DOCUMENT PASSAGE section start
IBM made headlines over the weekend when it said it will spend US$1.2 billion to expand its cloud computing business. The plan includes adding 15 new data centres on five continents to the 13 it already has. Eventually there will be 40 data centres.Last year the company paid around US$2 billion to buy SoftLayer, a cloud computing business.
There’s no question IBM’s aim is playing catch up with Amazon Web Services. Amazon dominates the market. It has almost five times as much capacity as any other cloud provider and earns US$3 billion a year from the cloud.
Amazon’s cloud business is spread around the globe with 40 or so data centres.
IBM has little option but to compete with Amazon.
Cloud computing continues to grow at a steady pace. It’s already disrupted the server and enterprise computing markets where IBM plays.
IBM has struggled to stay relevant with its legacy computing business and, until now, had a fragmented and confusing cloud strategy. Revenues have been falling and its hardware business is in sharp decline.
While there’s still a market for companies to own their own computing infrastructure, the big money is now being made from cloud services. Amazon is a pure cloud play, it doesn’t sell hardware.
DOCUMENT PASSAGE section end
DATA EXTRACT section start
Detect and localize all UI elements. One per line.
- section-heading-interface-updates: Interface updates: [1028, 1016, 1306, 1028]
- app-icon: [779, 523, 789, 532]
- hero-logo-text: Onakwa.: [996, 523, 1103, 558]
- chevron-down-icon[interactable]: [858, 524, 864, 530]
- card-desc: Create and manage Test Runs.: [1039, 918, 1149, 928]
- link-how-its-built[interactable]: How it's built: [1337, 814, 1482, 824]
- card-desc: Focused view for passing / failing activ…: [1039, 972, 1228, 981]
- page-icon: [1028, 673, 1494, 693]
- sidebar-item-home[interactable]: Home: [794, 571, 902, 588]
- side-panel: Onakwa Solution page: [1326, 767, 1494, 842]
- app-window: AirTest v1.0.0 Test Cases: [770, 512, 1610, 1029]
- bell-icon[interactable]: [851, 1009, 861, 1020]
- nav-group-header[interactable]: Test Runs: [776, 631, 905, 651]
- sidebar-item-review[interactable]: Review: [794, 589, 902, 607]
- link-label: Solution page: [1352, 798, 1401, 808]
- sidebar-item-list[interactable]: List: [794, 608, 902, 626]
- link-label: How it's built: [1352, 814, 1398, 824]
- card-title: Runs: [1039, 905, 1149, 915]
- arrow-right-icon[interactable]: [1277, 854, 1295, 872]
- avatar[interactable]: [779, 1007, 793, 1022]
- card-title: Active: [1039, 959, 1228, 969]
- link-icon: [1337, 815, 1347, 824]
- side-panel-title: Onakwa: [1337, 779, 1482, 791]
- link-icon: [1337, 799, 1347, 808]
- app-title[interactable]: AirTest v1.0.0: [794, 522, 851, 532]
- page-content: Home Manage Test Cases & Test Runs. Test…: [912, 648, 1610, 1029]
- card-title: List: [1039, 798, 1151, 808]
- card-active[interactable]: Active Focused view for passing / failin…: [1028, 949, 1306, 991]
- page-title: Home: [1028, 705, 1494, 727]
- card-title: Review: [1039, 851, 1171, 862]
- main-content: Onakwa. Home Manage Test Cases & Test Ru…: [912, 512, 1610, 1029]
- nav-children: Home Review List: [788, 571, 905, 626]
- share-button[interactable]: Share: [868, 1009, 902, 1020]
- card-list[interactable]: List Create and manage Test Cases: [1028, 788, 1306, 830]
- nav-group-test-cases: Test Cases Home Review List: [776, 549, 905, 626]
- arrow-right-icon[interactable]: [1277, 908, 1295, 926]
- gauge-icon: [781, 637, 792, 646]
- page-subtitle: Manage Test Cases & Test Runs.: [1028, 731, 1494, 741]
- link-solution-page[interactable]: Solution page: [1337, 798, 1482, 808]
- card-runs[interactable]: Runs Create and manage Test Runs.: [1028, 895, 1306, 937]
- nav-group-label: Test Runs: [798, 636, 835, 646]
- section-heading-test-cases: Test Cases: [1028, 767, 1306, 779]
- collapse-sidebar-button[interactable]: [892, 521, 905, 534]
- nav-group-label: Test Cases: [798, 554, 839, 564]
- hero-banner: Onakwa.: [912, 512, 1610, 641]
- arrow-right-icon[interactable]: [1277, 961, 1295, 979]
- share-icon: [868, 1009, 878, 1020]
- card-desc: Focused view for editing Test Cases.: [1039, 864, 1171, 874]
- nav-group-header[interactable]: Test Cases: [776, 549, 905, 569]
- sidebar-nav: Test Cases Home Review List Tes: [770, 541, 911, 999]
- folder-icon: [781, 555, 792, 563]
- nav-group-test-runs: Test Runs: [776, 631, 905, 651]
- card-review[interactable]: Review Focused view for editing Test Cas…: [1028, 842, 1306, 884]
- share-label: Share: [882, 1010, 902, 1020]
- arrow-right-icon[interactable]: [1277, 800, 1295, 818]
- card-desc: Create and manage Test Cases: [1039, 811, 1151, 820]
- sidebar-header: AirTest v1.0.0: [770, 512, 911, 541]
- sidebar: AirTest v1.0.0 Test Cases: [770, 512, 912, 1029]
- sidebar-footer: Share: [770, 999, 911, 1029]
DATA EXTRACT section end
WHAT NEEDS TO BE DONE: Could you repeat, word for word, everything in the passage on IBM's cloud expansion from "IBM has little" down to "in sharp decline."?

TASK RESPONSE:
IBM has little option but to compete with Amazon.
Cloud computing continues to grow at a steady pace. It’s already disrupted the server and enterprise computing markets where IBM plays.
IBM has struggled to stay relevant with its legacy computing business and, until now, had a fragmented and confusing cloud strategy. Revenues have been falling and its hardware business is in sharp decline.